Directions for this task: Scan the listing below and copy every line holding "earth".

(Recorded data)
- - - - -

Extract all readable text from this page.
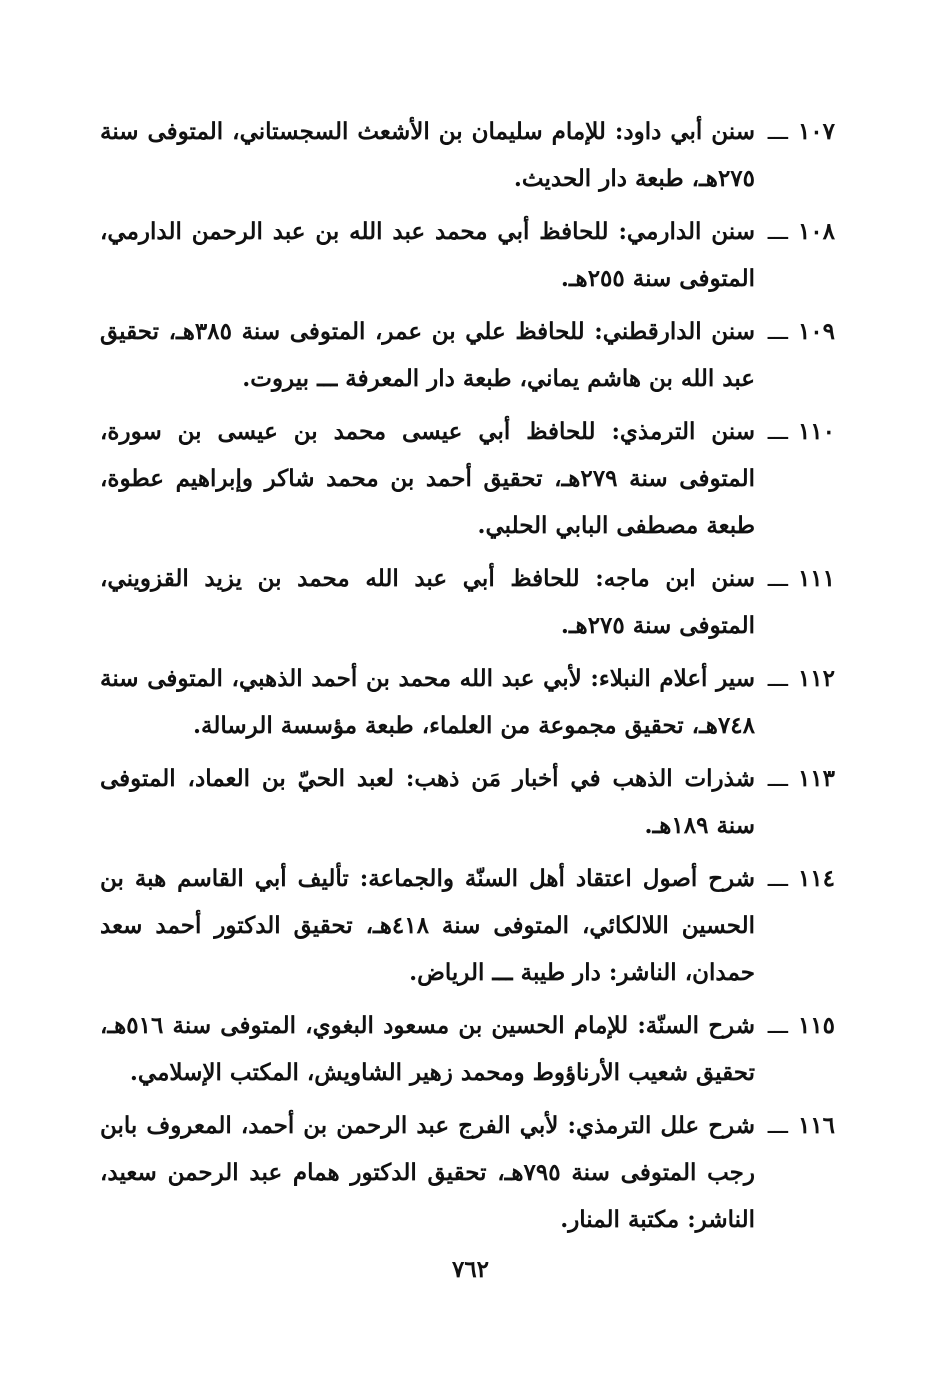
١٠٧ـــ
سنن أبي داود: للإمام سليمان بن الأشعث السجستاني، المتوفى سنة ٢٧٥هـ، طبعة دار الحديث.
١٠٨ـــ
سنن الدارمي: للحافظ أبي محمد عبد الله بن عبد الرحمن الدارمي، المتوفى سنة ٢٥٥هـ.
١٠٩ـــ
سنن الدارقطني: للحافظ علي بن عمر، المتوفى سنة ٣٨٥هـ، تحقيق عبد الله بن هاشم يماني، طبعة دار المعرفة ـــ بيروت.
١١٠ـــ
سنن الترمذي: للحافظ أبي عيسى محمد بن عيسى بن سورة، المتوفى سنة ٢٧٩هـ، تحقيق أحمد بن محمد شاكر وإبراهيم عطوة، طبعة مصطفى البابي الحلبي.
١١١ـــ
سنن ابن ماجه: للحافظ أبي عبد الله محمد بن يزيد القزويني، المتوفى سنة ٢٧٥هـ.
١١٢ـــ
سير أعلام النبلاء: لأبي عبد الله محمد بن أحمد الذهبي، المتوفى سنة ٧٤٨هـ، تحقيق مجموعة من العلماء، طبعة مؤسسة الرسالة.
١١٣ـــ
شذرات الذهب في أخبار مَن ذهب: لعبد الحيّ بن العماد، المتوفى سنة ١٨٩هـ.
١١٤ـــ
شرح أصول اعتقاد أهل السنّة والجماعة: تأليف أبي القاسم هبة بن الحسين اللالكائي، المتوفى سنة ٤١٨هـ، تحقيق الدكتور أحمد سعد حمدان، الناشر: دار طيبة ـــ الرياض.
١١٥ـــ
شرح السنّة: للإمام الحسين بن مسعود البغوي، المتوفى سنة ٥١٦هـ، تحقيق شعيب الأرناؤوط ومحمد زهير الشاويش، المكتب الإسلامي.
١١٦ـــ
شرح علل الترمذي: لأبي الفرج عبد الرحمن بن أحمد، المعروف بابن رجب المتوفى سنة ٧٩٥هـ، تحقيق الدكتور همام عبد الرحمن سعيد، الناشر: مكتبة المنار.
٧٦٢
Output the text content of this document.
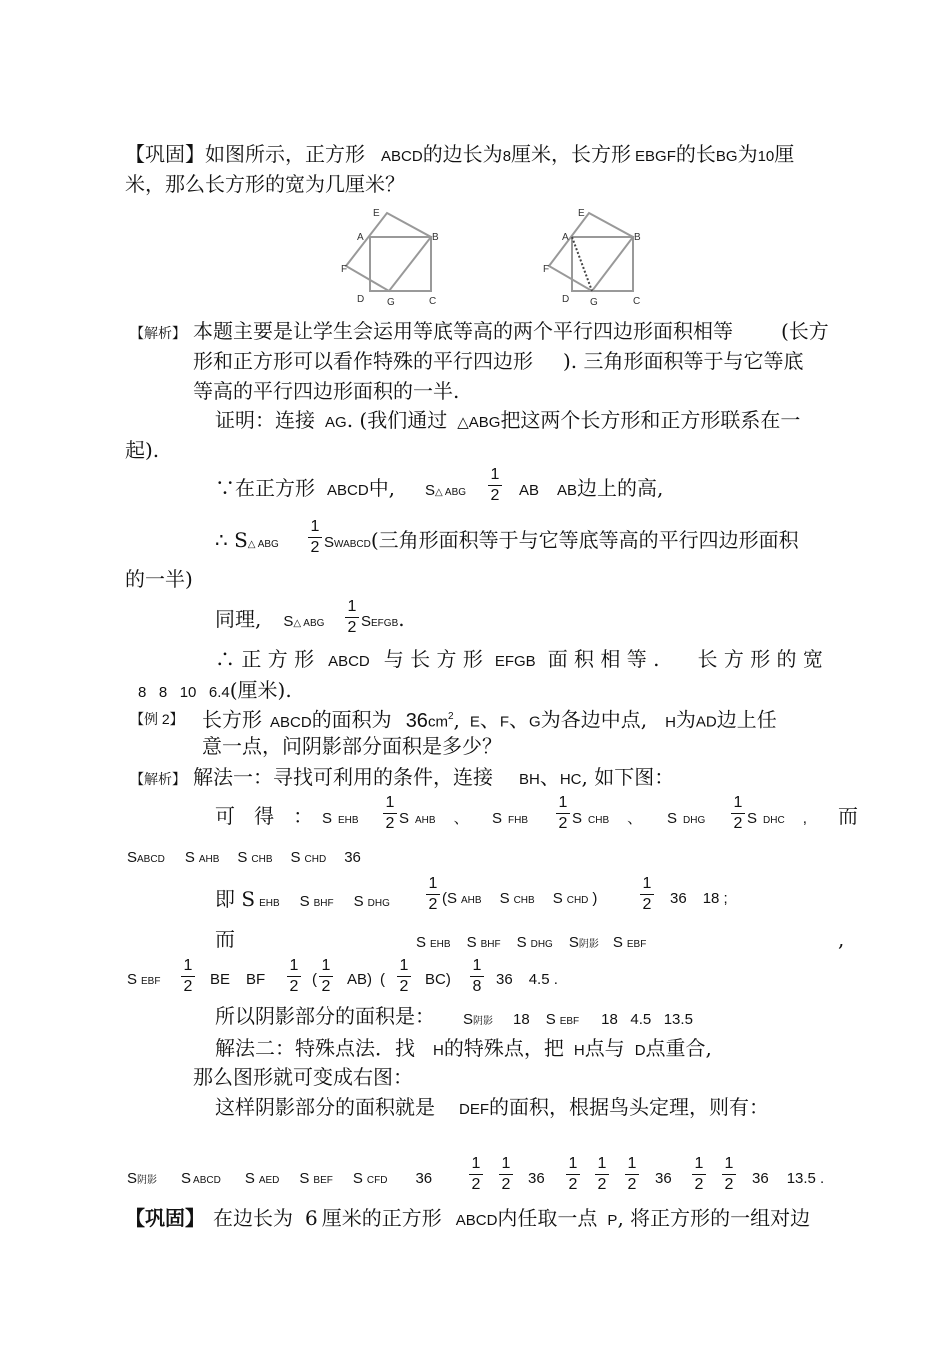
【巩固】如图所示，正方形 ABCD的边长为8厘米，长方形 EBGF的长BG为10厘
米，那么长方形的宽为几厘米？
E
A	B
F
D G	C
E
A	B
F
D G	C
【解析】 本题主要是让学生会运用等底等高的两个平行四边形面积相等 (长方
形和正方形可以看作特殊的平行四边形 ). 三角形面积等于与它等底
等高的平行四边形面积的一半.
证明：连接 AG. (我们通过 △ABG把这两个长方形和正方形联系在一
起).
∵在正方形 ABCD中, S△ ABG
1
2 AB AB边上的高,
∴ S△ ABG
1
2 SWABCD(三角形面积等于与它等底等高的平行四边形面积
的一半)
同理, S△ ABG
1
2 SEFGB.
∴ 正 方 形 ABCD 与 长 方 形 EFGB 面 积 相 等 . 长 方 形 的 宽
8   8   10   6.4(厘米).
【例 2】 长方形 ABCD的面积为 $36cm^2$, E、F、G为各边中点, H为AD边上任
意一点，问阴影部分面积是多少？
【解析】 解法一：寻找可利用的条件，连接 BH、HC, 如下图：
可   得   ： SEHB
1
2 SAHB 、 SFHB
1
2 SCHB 、 SDHG
1
2 SDHC , 而
SABCD S AHB S CHB S CHD 36
即 S EHB S BHF S DHG
1
2 (SAHB S CHB S CHD )
1
2 36 18 ;
而	SEHB S BHF S DHG S阴影 S EBF	,
SEBF
1
2 BE BF
1
2 (
1
2 AB) (
1
2 BC)
1
8 36 4.5 .
所以阴影部分的面积是： S阴影 18 S EBF 18   4.5   13.5
解法二：特殊点法．找 H的特殊点，把 H点与 D点重合,
那么图形就可变成右图：
这样阴影部分的面积就是 DEF的面积，根据鸟头定理，则有：
S阴影 S ABCD S AED S BEF S CFD 36
1
2
1
2 36
1
2
1
2
1
2 36
1
2
1
2 36 13.5 .
【巩固】 在边长为 6 厘米的正方形 ABCD内任取一点 P, 将正方形的一组对边
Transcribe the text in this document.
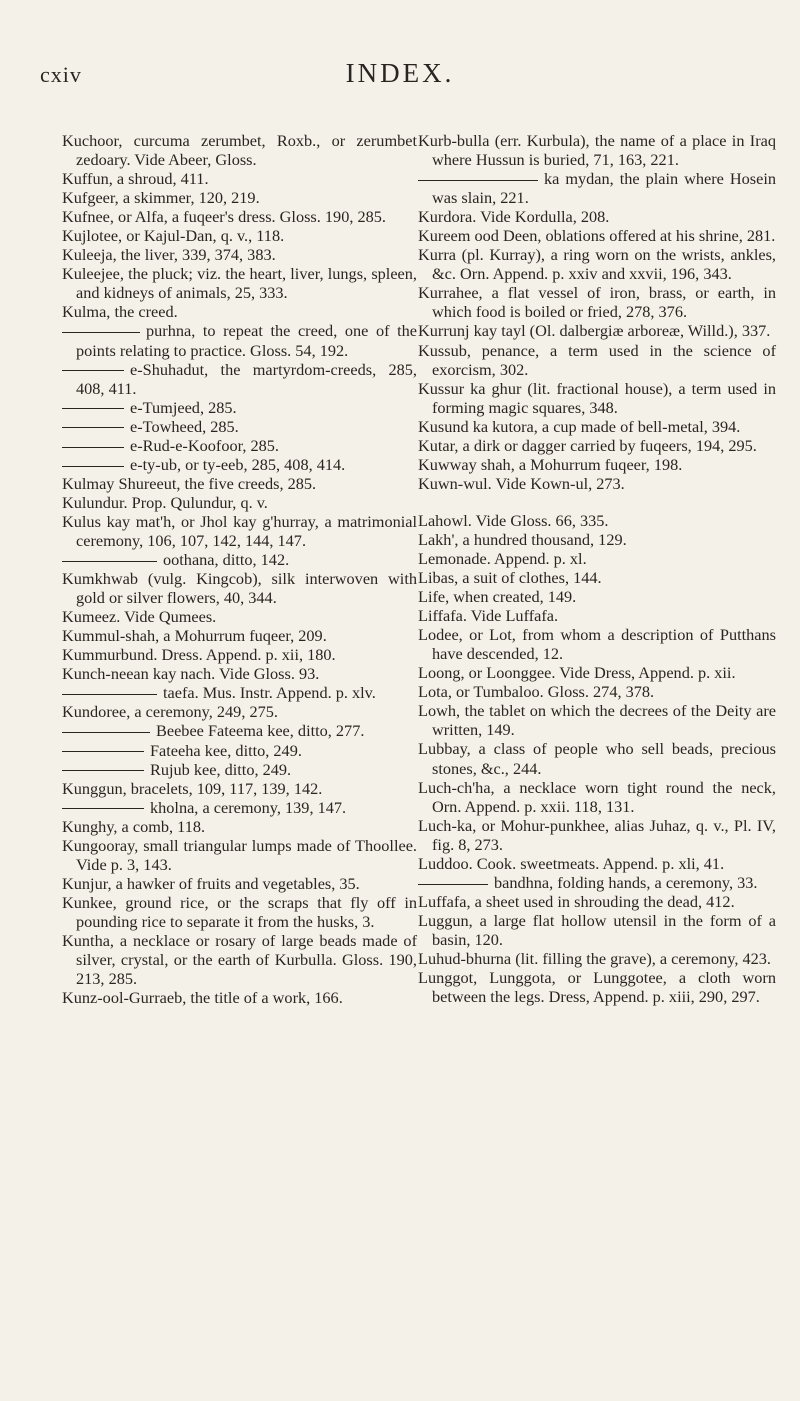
cxiv	INDEX.

Kuchoor, curcuma zerumbet, Roxb., or zerumbet zedoary. Vide Abeer, Gloss.

Kuffun, a shroud, 411.

Kufgeer, a skimmer, 120, 219.

Kufnee, or Alfa, a fuqeer's dress. Gloss. 190, 285.

Kujlotee, or Kajul-Dan, q. v., 118.

Kuleeja, the liver, 339, 374, 383.

Kuleejee, the pluck; viz. the heart, liver, lungs, spleen, and kidneys of animals, 25, 333.

Kulma, the creed.

purhna, to repeat the creed, one of the points relating to practice. Gloss. 54, 192.

e-Shuhadut, the martyrdom-creeds, 285, 408, 411.

e-Tumjeed, 285.

e-Towheed, 285.

e-Rud-e-Koofoor, 285.

e-ty-ub, or ty-eeb, 285, 408, 414.

Kulmay Shureeut, the five creeds, 285.

Kulundur. Prop. Qulundur, q. v.

Kulus kay mat'h, or Jhol kay g'hurray, a matrimonial ceremony, 106, 107, 142, 144, 147.

oothana, ditto, 142.

Kumkhwab (vulg. Kingcob), silk interwoven with gold or silver flowers, 40, 344.

Kumeez. Vide Qumees.

Kummul-shah, a Mohurrum fuqeer, 209.

Kummurbund. Dress. Append. p. xii, 180.

Kunch-neean kay nach. Vide Gloss. 93.

taefa. Mus. Instr. Append. p. xlv.

Kundoree, a ceremony, 249, 275.

Beebee Fateema kee, ditto, 277.

Fateeha kee, ditto, 249.

Rujub kee, ditto, 249.

Kunggun, bracelets, 109, 117, 139, 142.

kholna, a ceremony, 139, 147.

Kunghy, a comb, 118.

Kungooray, small triangular lumps made of Thoollee. Vide p. 3, 143.

Kunjur, a hawker of fruits and vegetables, 35.

Kunkee, ground rice, or the scraps that fly off in pounding rice to separate it from the husks, 3.

Kuntha, a necklace or rosary of large beads made of silver, crystal, or the earth of Kurbulla. Gloss. 190, 213, 285.

Kunz-ool-Gurraeb, the title of a work, 166.

Kurb-bulla (err. Kurbula), the name of a place in Iraq where Hussun is buried, 71, 163, 221.

ka mydan, the plain where Hosein was slain, 221.

Kurdora. Vide Kordulla, 208.

Kureem ood Deen, oblations offered at his shrine, 281.

Kurra (pl. Kurray), a ring worn on the wrists, ankles, &c. Orn. Append. p. xxiv and xxvii, 196, 343.

Kurrahee, a flat vessel of iron, brass, or earth, in which food is boiled or fried, 278, 376.

Kurrunj kay tayl (Ol. dalbergiæ arboreæ, Willd.), 337.

Kussub, penance, a term used in the science of exorcism, 302.

Kussur ka ghur (lit. fractional house), a term used in forming magic squares, 348.

Kusund ka kutora, a cup made of bell-metal, 394.

Kutar, a dirk or dagger carried by fuqeers, 194, 295.

Kuwway shah, a Mohurrum fuqeer, 198.

Kuwn-wul. Vide Kown-ul, 273.

Lahowl. Vide Gloss. 66, 335.

Lakh', a hundred thousand, 129.

Lemonade. Append. p. xl.

Libas, a suit of clothes, 144.

Life, when created, 149.

Liffafa. Vide Luffafa.

Lodee, or Lot, from whom a description of Putthans have descended, 12.

Loong, or Loonggee. Vide Dress, Append. p. xii.

Lota, or Tumbaloo. Gloss. 274, 378.

Lowh, the tablet on which the decrees of the Deity are written, 149.

Lubbay, a class of people who sell beads, precious stones, &c., 244.

Luch-ch'ha, a necklace worn tight round the neck, Orn. Append. p. xxii. 118, 131.

Luch-ka, or Mohur-punkhee, alias Juhaz, q. v., Pl. IV, fig. 8, 273.

Luddoo. Cook. sweetmeats. Append. p. xli, 41.

bandhna, folding hands, a ceremony, 33.

Luffafa, a sheet used in shrouding the dead, 412.

Luggun, a large flat hollow utensil in the form of a basin, 120.

Luhud-bhurna (lit. filling the grave), a ceremony, 423.

Lunggot, Lunggota, or Lunggotee, a cloth worn between the legs. Dress, Append. p. xiii, 290, 297.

- - - - -

The reply:
Kuntha, a necklace or rosary of large beads made of silver, crystal, or the earth of Kurbulla. Gloss. 190, 213, 285.
Kurrahee, a flat vessel of iron, brass, or earth, in which food is boiled or fried, 278, 376.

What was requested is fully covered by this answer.